Source records >>
====

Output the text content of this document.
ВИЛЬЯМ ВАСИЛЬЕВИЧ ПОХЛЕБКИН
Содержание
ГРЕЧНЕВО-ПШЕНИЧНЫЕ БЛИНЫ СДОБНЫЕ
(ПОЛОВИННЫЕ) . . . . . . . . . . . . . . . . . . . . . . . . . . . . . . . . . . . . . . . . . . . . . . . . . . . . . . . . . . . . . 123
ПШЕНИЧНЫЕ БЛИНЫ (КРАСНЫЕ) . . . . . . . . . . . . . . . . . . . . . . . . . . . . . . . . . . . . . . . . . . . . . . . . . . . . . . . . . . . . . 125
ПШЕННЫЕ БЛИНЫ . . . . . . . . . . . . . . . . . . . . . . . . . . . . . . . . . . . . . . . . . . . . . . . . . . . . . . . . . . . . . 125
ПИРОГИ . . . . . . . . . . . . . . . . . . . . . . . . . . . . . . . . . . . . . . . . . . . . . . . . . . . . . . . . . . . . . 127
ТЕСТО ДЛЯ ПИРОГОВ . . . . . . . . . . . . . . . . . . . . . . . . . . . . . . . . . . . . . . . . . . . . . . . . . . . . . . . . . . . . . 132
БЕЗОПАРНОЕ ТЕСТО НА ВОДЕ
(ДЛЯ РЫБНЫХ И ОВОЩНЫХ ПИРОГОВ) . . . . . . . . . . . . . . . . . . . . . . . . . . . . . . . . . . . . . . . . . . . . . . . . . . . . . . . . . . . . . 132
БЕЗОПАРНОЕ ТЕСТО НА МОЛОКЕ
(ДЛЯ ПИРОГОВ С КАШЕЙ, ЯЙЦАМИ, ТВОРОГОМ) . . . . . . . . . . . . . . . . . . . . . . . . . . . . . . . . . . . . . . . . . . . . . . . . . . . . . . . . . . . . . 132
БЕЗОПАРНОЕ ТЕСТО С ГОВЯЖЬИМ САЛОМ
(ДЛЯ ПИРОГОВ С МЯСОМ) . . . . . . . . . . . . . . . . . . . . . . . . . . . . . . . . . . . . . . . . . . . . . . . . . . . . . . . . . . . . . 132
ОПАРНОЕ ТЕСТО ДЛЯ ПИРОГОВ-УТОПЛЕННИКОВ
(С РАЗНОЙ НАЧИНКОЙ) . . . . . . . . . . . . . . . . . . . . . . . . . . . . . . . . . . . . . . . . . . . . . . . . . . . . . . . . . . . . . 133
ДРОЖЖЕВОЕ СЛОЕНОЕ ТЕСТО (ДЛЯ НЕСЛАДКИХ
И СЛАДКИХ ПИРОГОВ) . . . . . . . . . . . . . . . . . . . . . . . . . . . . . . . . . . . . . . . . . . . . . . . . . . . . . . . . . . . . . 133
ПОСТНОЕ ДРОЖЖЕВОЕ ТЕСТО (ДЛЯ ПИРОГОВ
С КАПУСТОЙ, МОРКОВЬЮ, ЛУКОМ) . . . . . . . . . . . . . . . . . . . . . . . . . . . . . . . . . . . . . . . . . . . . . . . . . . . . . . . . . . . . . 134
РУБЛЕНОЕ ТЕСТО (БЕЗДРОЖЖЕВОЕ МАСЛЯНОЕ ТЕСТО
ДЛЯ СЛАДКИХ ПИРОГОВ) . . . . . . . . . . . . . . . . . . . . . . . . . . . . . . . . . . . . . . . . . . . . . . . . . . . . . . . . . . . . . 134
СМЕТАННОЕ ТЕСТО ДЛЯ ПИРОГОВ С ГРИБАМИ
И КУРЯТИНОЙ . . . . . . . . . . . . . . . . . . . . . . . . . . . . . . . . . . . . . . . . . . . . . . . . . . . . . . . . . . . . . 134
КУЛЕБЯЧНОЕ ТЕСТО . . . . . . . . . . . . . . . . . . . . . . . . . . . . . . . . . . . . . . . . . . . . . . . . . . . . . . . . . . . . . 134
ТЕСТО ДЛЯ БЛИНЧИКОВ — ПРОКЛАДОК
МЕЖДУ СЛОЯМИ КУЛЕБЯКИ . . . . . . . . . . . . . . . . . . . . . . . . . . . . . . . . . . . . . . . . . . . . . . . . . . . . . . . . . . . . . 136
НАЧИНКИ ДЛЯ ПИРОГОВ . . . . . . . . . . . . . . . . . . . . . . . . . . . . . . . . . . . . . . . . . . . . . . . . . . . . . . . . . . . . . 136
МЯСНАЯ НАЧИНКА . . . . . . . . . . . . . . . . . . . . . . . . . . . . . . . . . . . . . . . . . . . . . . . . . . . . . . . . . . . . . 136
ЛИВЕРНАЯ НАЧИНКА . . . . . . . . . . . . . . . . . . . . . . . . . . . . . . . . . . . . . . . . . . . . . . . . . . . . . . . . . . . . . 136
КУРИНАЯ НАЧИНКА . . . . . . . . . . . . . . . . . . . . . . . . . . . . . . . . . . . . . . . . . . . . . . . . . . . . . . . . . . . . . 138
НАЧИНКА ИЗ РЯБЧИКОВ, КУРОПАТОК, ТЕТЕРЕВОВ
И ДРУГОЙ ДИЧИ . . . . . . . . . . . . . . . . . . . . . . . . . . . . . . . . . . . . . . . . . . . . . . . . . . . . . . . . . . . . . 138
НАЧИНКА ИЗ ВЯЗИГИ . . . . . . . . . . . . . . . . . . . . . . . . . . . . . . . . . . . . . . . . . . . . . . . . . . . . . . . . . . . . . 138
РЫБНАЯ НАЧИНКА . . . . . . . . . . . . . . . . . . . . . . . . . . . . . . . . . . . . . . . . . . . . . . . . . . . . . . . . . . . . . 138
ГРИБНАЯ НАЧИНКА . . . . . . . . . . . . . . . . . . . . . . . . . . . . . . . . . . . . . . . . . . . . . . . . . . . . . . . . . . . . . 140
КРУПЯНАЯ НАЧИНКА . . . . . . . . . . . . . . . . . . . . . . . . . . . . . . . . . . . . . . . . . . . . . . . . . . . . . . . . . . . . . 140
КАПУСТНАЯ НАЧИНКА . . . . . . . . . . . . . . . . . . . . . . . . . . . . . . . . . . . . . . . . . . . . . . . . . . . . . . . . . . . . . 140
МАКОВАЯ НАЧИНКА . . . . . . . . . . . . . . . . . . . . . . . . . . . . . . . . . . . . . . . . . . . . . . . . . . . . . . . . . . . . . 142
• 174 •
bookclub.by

====

Directions >> Which lines contain the word "ТЕСТО"? Return each of them.

Solution for this task >>
ТЕСТО ДЛЯ ПИРОГОВ . . . . . . . . . . . . . . . . . . . . . . . . . . . . . . . . . . . . . . . . . . . . . . . . . . . . . . . . . . . . . 132
БЕЗОПАРНОЕ ТЕСТО НА ВОДЕ
БЕЗОПАРНОЕ ТЕСТО НА МОЛОКЕ
БЕЗОПАРНОЕ ТЕСТО С ГОВЯЖЬИМ САЛОМ
ОПАРНОЕ ТЕСТО ДЛЯ ПИРОГОВ-УТОПЛЕННИКОВ
ДРОЖЖЕВОЕ СЛОЕНОЕ ТЕСТО (ДЛЯ НЕСЛАДКИХ
ПОСТНОЕ ДРОЖЖЕВОЕ ТЕСТО (ДЛЯ ПИРОГОВ
РУБЛЕНОЕ ТЕСТО (БЕЗДРОЖЖЕВОЕ МАСЛЯНОЕ ТЕСТО
СМЕТАННОЕ ТЕСТО ДЛЯ ПИРОГОВ С ГРИБАМИ
КУЛЕБЯЧНОЕ ТЕСТО . . . . . . . . . . . . . . . . . . . . . . . . . . . . . . . . . . . . . . . . . . . . . . . . . . . . . . . . . . . . . 134
ТЕСТО ДЛЯ БЛИНЧИКОВ — ПРОКЛАДОК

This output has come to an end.